#### DIRECTIONS:
Identify each line below that contains the word "name", and copy it out.

═════ RECORDS FOR THIS TASK

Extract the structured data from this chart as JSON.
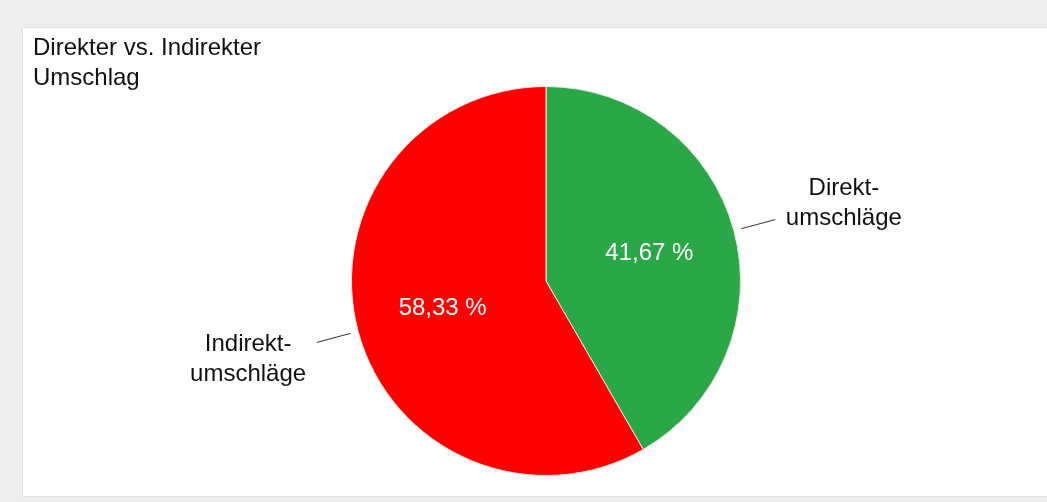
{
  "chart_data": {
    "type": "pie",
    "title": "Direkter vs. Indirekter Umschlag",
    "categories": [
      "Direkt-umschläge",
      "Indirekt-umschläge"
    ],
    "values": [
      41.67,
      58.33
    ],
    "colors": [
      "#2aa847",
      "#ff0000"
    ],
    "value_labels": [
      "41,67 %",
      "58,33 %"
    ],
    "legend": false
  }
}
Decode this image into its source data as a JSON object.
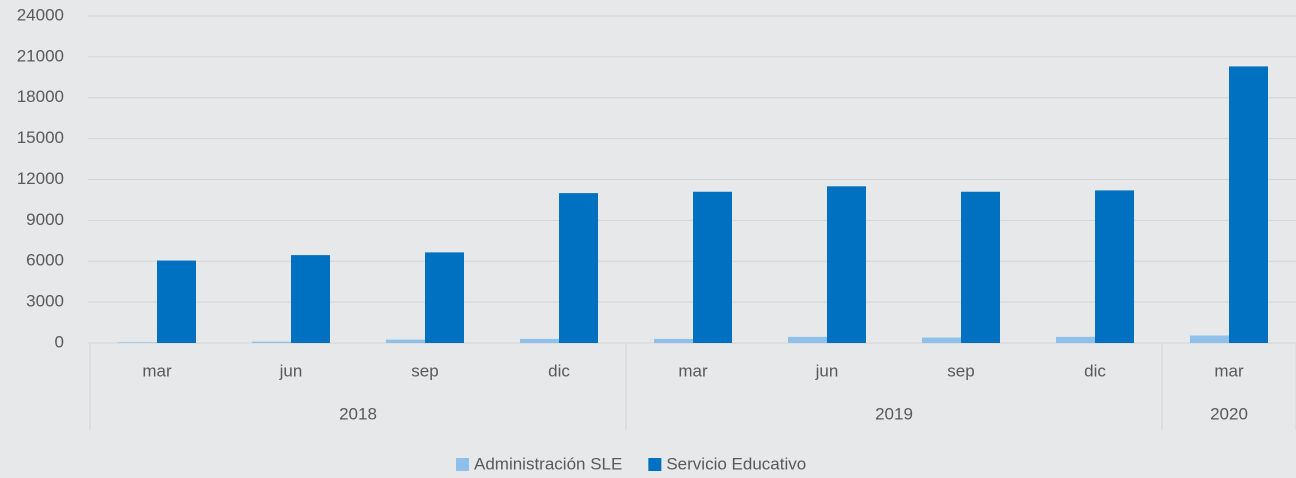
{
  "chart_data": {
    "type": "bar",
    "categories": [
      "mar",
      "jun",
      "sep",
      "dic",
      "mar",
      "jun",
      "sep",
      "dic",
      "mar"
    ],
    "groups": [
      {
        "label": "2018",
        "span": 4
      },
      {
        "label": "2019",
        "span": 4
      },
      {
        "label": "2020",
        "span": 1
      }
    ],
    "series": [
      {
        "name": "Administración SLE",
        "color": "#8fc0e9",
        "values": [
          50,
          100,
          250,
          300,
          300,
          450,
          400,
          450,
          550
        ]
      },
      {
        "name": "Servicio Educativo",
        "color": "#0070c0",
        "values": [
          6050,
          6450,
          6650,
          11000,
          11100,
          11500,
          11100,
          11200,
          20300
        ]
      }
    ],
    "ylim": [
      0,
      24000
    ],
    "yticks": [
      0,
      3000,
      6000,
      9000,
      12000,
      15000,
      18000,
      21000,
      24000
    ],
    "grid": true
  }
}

══════════
═════ RECORDS FOR THIS TASK

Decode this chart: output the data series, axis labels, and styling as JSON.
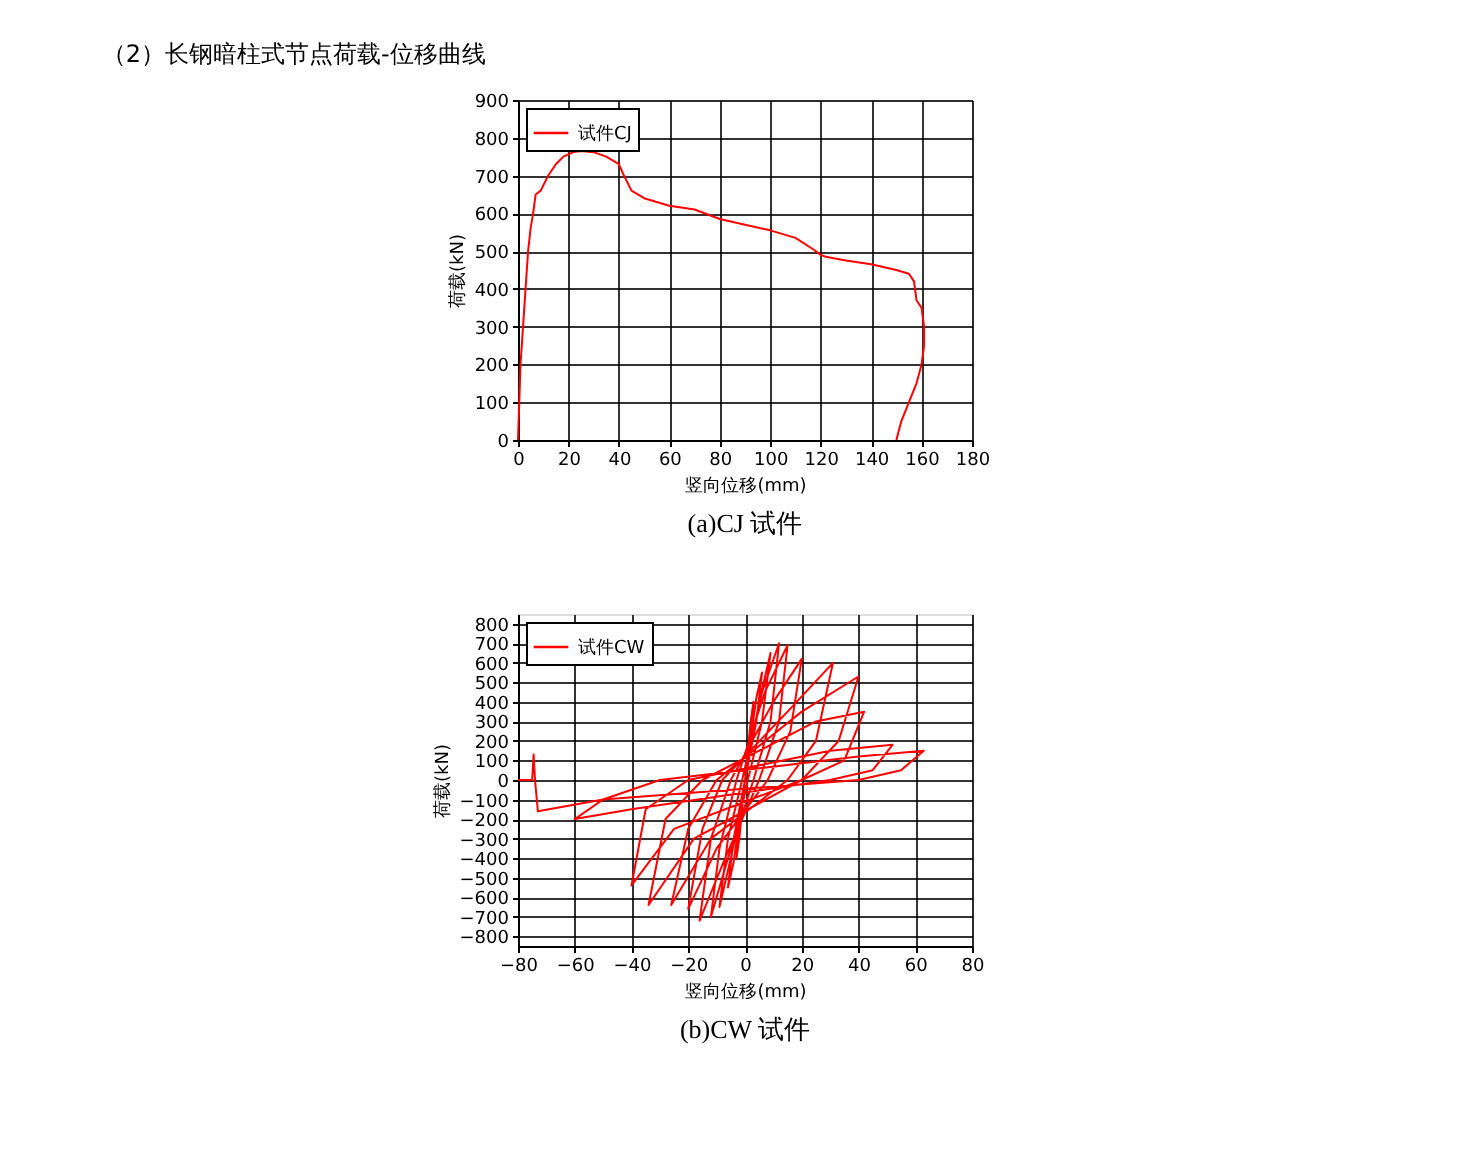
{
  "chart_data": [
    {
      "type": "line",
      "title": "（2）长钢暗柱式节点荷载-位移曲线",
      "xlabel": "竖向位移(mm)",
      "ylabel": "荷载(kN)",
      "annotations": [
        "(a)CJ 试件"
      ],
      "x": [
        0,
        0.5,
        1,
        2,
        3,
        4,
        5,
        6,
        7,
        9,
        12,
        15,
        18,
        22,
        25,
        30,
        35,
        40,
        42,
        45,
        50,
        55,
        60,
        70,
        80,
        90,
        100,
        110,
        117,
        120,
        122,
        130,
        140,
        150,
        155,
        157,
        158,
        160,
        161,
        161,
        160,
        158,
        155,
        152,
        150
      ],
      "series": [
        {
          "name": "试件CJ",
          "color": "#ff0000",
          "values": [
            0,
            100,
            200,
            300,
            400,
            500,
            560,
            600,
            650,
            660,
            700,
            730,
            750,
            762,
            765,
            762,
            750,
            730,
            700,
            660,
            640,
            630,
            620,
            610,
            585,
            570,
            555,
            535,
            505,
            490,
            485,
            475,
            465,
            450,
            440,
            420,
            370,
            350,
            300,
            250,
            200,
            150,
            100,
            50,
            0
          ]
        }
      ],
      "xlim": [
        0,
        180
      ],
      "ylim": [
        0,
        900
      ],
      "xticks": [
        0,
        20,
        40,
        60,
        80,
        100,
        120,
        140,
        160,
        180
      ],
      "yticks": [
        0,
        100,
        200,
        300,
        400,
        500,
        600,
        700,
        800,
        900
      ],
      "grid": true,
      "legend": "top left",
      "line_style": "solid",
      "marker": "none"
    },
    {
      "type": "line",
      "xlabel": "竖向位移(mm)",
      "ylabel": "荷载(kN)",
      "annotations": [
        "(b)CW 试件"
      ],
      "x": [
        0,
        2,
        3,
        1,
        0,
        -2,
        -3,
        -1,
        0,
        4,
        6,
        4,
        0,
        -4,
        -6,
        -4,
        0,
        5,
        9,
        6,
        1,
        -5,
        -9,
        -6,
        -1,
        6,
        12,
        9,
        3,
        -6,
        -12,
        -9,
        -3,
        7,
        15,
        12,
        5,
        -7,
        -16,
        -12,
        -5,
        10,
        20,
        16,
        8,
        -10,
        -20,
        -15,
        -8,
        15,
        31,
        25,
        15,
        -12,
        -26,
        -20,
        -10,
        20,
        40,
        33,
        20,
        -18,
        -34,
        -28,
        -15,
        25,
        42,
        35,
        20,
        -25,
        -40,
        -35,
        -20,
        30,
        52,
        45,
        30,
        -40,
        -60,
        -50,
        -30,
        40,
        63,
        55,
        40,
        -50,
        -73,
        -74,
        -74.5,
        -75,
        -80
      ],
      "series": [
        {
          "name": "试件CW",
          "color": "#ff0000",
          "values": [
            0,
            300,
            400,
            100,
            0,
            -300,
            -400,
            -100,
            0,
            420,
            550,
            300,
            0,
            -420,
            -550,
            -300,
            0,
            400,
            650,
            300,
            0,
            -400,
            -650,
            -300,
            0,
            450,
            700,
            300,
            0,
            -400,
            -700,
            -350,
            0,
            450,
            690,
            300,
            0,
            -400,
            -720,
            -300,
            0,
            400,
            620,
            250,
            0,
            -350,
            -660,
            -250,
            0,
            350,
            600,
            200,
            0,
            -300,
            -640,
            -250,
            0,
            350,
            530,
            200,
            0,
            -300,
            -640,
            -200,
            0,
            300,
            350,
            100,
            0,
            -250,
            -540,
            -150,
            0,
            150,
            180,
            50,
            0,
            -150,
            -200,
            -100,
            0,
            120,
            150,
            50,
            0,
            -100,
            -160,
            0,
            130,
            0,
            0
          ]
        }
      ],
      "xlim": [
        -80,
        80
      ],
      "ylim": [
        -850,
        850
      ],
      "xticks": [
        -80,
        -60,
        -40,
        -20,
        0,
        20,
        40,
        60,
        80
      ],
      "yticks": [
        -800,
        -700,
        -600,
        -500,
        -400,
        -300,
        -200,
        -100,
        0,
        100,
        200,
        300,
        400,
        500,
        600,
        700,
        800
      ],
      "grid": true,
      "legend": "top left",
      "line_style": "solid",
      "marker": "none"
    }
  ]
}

══════════

#### OUTPUT OF THE EXERCISE:
        "name": "Administración SLE",
        "name": "Servicio Educativo",
          "name": "试件CJ",
          "name": "试件CW",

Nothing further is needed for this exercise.